▶ _Stated task_: Tally up the lines carrying the string "selected" and respond with only the resulting number.
####
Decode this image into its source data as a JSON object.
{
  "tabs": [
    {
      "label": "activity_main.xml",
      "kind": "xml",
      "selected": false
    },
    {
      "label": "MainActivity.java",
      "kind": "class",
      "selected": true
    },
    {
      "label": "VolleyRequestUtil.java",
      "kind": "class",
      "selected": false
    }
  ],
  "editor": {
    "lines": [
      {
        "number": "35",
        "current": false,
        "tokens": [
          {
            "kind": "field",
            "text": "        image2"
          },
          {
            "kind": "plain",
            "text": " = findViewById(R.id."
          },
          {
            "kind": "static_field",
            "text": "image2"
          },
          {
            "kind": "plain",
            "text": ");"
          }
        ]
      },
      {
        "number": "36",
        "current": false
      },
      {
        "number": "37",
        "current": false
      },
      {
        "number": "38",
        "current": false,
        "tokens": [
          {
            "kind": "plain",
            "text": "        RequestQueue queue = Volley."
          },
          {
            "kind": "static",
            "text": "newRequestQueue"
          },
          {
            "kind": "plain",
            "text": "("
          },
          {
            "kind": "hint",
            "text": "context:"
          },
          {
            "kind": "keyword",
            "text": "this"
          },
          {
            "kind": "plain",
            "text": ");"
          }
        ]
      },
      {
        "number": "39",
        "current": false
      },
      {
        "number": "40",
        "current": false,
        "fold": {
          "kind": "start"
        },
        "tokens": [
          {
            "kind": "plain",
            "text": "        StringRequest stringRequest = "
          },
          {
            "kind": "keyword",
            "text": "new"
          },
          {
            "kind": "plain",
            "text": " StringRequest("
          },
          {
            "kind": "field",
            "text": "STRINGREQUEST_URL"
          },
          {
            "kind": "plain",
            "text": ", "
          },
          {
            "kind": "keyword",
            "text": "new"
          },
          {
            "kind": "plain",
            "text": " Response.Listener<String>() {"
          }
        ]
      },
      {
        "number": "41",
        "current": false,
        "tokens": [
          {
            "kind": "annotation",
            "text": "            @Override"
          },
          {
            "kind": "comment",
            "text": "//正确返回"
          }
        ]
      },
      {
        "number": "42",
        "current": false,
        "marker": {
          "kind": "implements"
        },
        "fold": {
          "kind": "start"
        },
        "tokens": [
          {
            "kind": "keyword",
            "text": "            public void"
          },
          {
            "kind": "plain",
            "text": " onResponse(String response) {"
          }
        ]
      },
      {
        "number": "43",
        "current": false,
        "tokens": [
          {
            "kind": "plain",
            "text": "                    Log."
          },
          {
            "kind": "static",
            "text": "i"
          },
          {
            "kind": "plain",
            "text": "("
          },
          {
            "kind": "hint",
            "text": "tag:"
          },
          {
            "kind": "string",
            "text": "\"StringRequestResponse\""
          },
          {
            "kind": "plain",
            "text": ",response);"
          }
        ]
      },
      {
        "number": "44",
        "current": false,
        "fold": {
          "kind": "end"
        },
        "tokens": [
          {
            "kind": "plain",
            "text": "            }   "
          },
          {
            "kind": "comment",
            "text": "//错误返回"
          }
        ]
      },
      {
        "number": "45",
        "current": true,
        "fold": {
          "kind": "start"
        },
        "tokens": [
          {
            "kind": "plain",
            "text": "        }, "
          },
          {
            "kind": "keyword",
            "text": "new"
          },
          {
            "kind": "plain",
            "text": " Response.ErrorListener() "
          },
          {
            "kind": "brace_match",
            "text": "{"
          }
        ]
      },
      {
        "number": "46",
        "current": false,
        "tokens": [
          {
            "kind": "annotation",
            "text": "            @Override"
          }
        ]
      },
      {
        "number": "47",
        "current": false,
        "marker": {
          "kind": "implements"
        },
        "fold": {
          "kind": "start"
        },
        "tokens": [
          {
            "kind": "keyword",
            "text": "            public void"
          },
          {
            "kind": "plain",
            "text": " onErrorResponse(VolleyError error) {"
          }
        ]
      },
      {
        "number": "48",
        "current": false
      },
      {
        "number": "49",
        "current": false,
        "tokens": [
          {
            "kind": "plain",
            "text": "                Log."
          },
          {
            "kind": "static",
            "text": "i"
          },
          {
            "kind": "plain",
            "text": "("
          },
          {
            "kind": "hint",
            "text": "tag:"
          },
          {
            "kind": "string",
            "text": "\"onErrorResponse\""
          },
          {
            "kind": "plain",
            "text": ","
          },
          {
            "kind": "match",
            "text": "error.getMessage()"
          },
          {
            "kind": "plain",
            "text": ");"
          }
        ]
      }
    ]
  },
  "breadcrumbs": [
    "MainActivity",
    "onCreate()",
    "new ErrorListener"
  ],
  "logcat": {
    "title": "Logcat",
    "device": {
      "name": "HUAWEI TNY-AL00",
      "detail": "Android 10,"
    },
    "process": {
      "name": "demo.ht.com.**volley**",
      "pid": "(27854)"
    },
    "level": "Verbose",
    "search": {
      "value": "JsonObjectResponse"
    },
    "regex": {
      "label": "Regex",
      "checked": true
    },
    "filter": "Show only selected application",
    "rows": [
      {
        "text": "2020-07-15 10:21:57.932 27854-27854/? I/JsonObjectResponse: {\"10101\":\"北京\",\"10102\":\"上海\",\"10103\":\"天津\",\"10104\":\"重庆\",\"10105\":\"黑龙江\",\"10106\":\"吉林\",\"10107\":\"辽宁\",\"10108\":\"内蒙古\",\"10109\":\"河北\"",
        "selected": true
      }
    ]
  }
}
####
▶ _Task output_: 5